§ **BRIEF**: Write the records out again, precisely as they stand.

§ **PROVIDED DATA**:
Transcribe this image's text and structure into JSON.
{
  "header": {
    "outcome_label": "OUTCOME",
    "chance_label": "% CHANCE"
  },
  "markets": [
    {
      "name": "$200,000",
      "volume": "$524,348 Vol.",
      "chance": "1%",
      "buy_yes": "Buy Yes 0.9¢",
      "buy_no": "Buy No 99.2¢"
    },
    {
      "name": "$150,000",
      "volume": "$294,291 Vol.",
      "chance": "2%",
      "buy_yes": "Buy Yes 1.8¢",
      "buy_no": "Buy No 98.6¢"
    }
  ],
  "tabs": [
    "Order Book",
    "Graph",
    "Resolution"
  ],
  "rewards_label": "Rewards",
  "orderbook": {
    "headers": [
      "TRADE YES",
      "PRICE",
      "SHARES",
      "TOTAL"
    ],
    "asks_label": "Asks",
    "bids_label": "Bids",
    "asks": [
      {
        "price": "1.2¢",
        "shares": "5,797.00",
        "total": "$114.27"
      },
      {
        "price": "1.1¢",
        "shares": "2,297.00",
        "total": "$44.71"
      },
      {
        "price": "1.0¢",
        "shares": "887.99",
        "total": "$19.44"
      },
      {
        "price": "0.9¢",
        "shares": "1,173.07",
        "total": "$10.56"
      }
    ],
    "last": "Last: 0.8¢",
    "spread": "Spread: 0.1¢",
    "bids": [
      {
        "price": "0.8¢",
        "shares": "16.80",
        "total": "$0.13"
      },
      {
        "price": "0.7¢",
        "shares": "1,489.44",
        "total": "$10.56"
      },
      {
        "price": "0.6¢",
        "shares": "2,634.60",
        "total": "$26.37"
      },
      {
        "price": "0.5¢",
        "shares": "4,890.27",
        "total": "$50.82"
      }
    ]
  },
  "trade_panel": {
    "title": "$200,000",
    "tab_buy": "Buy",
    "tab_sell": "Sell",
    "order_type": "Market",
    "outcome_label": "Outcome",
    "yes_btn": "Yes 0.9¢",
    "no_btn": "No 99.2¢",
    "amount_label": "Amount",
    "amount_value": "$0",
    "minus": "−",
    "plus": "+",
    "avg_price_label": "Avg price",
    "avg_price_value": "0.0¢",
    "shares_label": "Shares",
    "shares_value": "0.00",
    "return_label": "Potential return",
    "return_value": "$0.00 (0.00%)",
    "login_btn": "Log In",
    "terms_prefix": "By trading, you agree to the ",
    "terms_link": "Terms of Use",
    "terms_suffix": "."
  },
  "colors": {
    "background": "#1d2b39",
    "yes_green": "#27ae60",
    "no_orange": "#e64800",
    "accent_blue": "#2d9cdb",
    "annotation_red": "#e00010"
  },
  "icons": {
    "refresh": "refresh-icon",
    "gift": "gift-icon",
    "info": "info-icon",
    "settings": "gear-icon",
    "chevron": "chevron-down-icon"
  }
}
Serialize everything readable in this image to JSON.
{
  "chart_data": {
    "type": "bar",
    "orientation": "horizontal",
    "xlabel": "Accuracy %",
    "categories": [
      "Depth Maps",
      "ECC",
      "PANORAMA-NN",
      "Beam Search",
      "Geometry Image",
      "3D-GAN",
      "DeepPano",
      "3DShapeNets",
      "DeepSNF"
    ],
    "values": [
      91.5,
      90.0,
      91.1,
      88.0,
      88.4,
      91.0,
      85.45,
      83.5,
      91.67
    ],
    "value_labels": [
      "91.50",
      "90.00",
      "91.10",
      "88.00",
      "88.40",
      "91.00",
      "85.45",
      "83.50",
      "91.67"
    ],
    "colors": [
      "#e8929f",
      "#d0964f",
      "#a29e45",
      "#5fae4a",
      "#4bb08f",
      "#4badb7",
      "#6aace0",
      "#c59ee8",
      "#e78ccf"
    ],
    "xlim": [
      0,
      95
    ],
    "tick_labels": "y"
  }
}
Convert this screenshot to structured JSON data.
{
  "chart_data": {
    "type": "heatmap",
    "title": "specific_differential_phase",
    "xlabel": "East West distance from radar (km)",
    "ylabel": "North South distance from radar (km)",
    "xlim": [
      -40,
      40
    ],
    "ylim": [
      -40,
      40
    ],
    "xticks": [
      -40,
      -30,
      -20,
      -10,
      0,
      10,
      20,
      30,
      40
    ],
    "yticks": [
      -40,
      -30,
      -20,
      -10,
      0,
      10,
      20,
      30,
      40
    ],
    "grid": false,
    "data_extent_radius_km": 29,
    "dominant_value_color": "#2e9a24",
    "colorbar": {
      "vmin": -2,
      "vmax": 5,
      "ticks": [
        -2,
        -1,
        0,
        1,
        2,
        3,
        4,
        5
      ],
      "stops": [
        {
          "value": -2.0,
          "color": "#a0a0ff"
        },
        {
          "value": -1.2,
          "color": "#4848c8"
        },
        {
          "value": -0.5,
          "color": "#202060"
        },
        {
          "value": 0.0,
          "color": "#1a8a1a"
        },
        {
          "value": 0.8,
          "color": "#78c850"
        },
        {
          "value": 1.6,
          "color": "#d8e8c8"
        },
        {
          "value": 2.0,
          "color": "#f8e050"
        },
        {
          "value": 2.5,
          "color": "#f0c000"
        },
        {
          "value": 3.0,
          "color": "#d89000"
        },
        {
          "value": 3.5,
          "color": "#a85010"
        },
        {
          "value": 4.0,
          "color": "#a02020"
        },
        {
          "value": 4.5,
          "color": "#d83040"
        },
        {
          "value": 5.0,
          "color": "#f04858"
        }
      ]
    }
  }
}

§ **EXPECTED ANSWER**:
Transcribe this image's text and structure into JSON.
{
  "header": {
    "outcome_label": "OUTCOME",
    "chance_label": "% CHANCE"
  },
  "markets": [
    {
      "name": "$200,000",
      "volume": "$524,348 Vol.",
      "chance": "1%",
      "buy_yes": "Buy Yes 0.9¢",
      "buy_no": "Buy No 99.2¢"
    },
    {
      "name": "$150,000",
      "volume": "$294,291 Vol.",
      "chance": "2%",
      "buy_yes": "Buy Yes 1.8¢",
      "buy_no": "Buy No 98.6¢"
    }
  ],
  "tabs": [
    "Order Book",
    "Graph",
    "Resolution"
  ],
  "rewards_label": "Rewards",
  "orderbook": {
    "headers": [
      "TRADE YES",
      "PRICE",
      "SHARES",
      "TOTAL"
    ],
    "asks_label": "Asks",
    "bids_label": "Bids",
    "asks": [
      {
        "price": "1.2¢",
        "shares": "5,797.00",
        "total": "$114.27"
      },
      {
        "price": "1.1¢",
        "shares": "2,297.00",
        "total": "$44.71"
      },
      {
        "price": "1.0¢",
        "shares": "887.99",
        "total": "$19.44"
      },
      {
        "price": "0.9¢",
        "shares": "1,173.07",
        "total": "$10.56"
      }
    ],
    "last": "Last: 0.8¢",
    "spread": "Spread: 0.1¢",
    "bids": [
      {
        "price": "0.8¢",
        "shares": "16.80",
        "total": "$0.13"
      },
      {
        "price": "0.7¢",
        "shares": "1,489.44",
        "total": "$10.56"
      },
      {
        "price": "0.6¢",
        "shares": "2,634.60",
        "total": "$26.37"
      },
      {
        "price": "0.5¢",
        "shares": "4,890.27",
        "total": "$50.82"
      }
    ]
  },
  "trade_panel": {
    "title": "$200,000",
    "tab_buy": "Buy",
    "tab_sell": "Sell",
    "order_type": "Market",
    "outcome_label": "Outcome",
    "yes_btn": "Yes 0.9¢",
    "no_btn": "No 99.2¢",
    "amount_label": "Amount",
    "amount_value": "$0",
    "minus": "−",
    "plus": "+",
    "avg_price_label": "Avg price",
    "avg_price_value": "0.0¢",
    "shares_label": "Shares",
    "shares_value": "0.00",
    "return_label": "Potential return",
    "return_value": "$0.00 (0.00%)",
    "login_btn": "Log In",
    "terms_prefix": "By trading, you agree to the ",
    "terms_link": "Terms of Use",
    "terms_suffix": "."
  },
  "colors": {
    "background": "#1d2b39",
    "yes_green": "#27ae60",
    "no_orange": "#e64800",
    "accent_blue": "#2d9cdb",
    "annotation_red": "#e00010"
  },
  "icons": {
    "refresh": "refresh-icon",
    "gift": "gift-icon",
    "info": "info-icon",
    "settings": "gear-icon",
    "chevron": "chevron-down-icon"
  }
}
Serialize everything readable in this image to JSON.
{
  "chart_data": {
    "type": "bar",
    "orientation": "horizontal",
    "xlabel": "Accuracy %",
    "categories": [
      "Depth Maps",
      "ECC",
      "PANORAMA-NN",
      "Beam Search",
      "Geometry Image",
      "3D-GAN",
      "DeepPano",
      "3DShapeNets",
      "DeepSNF"
    ],
    "values": [
      91.5,
      90.0,
      91.1,
      88.0,
      88.4,
      91.0,
      85.45,
      83.5,
      91.67
    ],
    "value_labels": [
      "91.50",
      "90.00",
      "91.10",
      "88.00",
      "88.40",
      "91.00",
      "85.45",
      "83.50",
      "91.67"
    ],
    "colors": [
      "#e8929f",
      "#d0964f",
      "#a29e45",
      "#5fae4a",
      "#4bb08f",
      "#4badb7",
      "#6aace0",
      "#c59ee8",
      "#e78ccf"
    ],
    "xlim": [
      0,
      95
    ],
    "tick_labels": "y"
  }
}
Convert this screenshot to structured JSON data.
{
  "chart_data": {
    "type": "heatmap",
    "title": "specific_differential_phase",
    "xlabel": "East West distance from radar (km)",
    "ylabel": "North South distance from radar (km)",
    "xlim": [
      -40,
      40
    ],
    "ylim": [
      -40,
      40
    ],
    "xticks": [
      -40,
      -30,
      -20,
      -10,
      0,
      10,
      20,
      30,
      40
    ],
    "yticks": [
      -40,
      -30,
      -20,
      -10,
      0,
      10,
      20,
      30,
      40
    ],
    "grid": false,
    "data_extent_radius_km": 29,
    "dominant_value_color": "#2e9a24",
    "colorbar": {
      "vmin": -2,
      "vmax": 5,
      "ticks": [
        -2,
        -1,
        0,
        1,
        2,
        3,
        4,
        5
      ],
      "stops": [
        {
          "value": -2.0,
          "color": "#a0a0ff"
        },
        {
          "value": -1.2,
          "color": "#4848c8"
        },
        {
          "value": -0.5,
          "color": "#202060"
        },
        {
          "value": 0.0,
          "color": "#1a8a1a"
        },
        {
          "value": 0.8,
          "color": "#78c850"
        },
        {
          "value": 1.6,
          "color": "#d8e8c8"
        },
        {
          "value": 2.0,
          "color": "#f8e050"
        },
        {
          "value": 2.5,
          "color": "#f0c000"
        },
        {
          "value": 3.0,
          "color": "#d89000"
        },
        {
          "value": 3.5,
          "color": "#a85010"
        },
        {
          "value": 4.0,
          "color": "#a02020"
        },
        {
          "value": 4.5,
          "color": "#d83040"
        },
        {
          "value": 5.0,
          "color": "#f04858"
        }
      ]
    }
  }
}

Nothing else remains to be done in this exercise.